Data excerpts
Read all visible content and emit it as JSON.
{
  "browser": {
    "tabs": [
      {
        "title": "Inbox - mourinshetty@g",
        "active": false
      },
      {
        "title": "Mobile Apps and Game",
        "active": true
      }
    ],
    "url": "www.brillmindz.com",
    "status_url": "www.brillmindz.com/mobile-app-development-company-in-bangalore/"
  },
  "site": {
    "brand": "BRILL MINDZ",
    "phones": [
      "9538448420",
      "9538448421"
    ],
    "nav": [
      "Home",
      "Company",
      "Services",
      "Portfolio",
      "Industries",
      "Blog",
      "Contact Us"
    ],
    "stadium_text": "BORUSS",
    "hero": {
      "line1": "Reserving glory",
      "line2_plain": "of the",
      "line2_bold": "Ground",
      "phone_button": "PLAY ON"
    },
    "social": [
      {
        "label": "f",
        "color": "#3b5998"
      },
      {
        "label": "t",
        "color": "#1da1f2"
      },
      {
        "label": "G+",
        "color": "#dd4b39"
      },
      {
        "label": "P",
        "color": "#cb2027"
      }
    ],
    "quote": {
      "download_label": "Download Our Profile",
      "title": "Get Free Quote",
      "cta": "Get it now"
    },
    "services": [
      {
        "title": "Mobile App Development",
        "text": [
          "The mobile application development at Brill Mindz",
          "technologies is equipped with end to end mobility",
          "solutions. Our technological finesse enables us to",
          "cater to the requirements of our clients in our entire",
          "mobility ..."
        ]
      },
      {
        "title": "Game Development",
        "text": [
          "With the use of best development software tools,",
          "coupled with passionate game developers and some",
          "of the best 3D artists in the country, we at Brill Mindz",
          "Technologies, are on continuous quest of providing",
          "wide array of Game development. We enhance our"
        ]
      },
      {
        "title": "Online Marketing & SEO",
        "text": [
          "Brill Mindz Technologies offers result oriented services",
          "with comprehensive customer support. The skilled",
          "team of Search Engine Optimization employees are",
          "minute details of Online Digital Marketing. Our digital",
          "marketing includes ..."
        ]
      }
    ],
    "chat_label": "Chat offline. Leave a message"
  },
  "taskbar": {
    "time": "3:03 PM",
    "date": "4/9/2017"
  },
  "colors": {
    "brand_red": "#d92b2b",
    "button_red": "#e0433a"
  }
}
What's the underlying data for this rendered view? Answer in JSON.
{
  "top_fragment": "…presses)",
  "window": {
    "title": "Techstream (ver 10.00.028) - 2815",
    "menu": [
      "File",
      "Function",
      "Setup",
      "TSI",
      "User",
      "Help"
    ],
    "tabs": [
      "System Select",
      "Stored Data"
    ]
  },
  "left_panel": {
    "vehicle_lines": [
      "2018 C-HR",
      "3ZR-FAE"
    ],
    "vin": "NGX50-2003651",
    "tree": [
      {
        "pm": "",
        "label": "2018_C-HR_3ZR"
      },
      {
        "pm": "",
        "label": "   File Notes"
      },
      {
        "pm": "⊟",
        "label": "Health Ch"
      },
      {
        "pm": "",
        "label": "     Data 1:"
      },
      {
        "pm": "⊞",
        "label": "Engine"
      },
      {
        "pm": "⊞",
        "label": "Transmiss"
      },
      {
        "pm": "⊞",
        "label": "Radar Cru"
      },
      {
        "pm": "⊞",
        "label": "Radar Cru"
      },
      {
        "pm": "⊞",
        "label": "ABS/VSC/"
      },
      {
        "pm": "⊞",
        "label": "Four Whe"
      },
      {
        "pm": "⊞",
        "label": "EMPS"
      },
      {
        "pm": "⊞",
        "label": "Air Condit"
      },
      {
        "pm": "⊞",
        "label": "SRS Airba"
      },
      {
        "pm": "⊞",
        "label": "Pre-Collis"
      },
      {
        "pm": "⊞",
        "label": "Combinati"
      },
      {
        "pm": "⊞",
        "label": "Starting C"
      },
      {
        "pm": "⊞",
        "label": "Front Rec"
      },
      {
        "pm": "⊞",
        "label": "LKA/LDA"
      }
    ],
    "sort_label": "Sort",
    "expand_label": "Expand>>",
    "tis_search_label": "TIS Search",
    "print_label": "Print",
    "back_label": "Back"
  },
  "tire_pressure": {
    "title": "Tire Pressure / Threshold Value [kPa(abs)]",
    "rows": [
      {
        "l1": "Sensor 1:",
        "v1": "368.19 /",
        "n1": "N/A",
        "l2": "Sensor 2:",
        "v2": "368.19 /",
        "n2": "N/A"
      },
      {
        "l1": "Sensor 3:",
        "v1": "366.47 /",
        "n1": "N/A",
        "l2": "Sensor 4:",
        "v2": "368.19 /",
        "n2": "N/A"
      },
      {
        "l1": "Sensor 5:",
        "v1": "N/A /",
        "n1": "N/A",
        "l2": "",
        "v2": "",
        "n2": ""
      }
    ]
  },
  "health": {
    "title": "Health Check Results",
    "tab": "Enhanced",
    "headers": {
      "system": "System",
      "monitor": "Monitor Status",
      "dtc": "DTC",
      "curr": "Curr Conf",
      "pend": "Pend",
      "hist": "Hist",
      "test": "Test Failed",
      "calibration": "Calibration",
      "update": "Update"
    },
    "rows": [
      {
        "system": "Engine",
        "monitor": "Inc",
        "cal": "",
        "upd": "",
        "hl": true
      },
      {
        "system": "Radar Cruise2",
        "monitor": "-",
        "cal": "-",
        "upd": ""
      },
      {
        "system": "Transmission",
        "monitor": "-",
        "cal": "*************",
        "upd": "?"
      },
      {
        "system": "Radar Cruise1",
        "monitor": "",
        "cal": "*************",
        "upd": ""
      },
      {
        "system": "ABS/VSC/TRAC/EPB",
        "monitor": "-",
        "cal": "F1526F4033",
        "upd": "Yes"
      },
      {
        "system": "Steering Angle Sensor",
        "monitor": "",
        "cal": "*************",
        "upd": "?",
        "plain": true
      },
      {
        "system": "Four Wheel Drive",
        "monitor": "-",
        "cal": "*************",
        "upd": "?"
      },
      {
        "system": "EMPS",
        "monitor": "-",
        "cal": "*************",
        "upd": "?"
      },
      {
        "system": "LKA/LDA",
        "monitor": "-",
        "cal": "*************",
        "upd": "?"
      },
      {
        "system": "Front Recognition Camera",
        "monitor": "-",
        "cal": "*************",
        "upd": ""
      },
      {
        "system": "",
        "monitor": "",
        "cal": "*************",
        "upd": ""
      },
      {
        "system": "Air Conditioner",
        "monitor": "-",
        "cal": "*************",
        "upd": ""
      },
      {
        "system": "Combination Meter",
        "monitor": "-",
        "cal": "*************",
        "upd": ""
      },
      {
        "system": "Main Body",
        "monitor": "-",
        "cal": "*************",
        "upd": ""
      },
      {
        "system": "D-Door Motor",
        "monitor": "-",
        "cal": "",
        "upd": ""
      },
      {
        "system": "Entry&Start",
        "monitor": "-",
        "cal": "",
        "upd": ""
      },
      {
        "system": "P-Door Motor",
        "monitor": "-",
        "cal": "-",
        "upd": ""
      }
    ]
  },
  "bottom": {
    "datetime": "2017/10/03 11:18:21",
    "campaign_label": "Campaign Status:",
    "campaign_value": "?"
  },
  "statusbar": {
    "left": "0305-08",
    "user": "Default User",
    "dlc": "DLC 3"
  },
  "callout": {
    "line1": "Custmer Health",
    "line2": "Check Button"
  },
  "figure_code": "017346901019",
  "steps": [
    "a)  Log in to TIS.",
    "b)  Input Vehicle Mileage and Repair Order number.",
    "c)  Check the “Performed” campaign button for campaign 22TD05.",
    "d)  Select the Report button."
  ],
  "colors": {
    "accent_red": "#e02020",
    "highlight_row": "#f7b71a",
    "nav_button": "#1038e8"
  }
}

The request:
Pick every line with "Four" in it and copy it.

Exercise answer:
        "label": "Four Whe"
        "system": "Four Wheel Drive",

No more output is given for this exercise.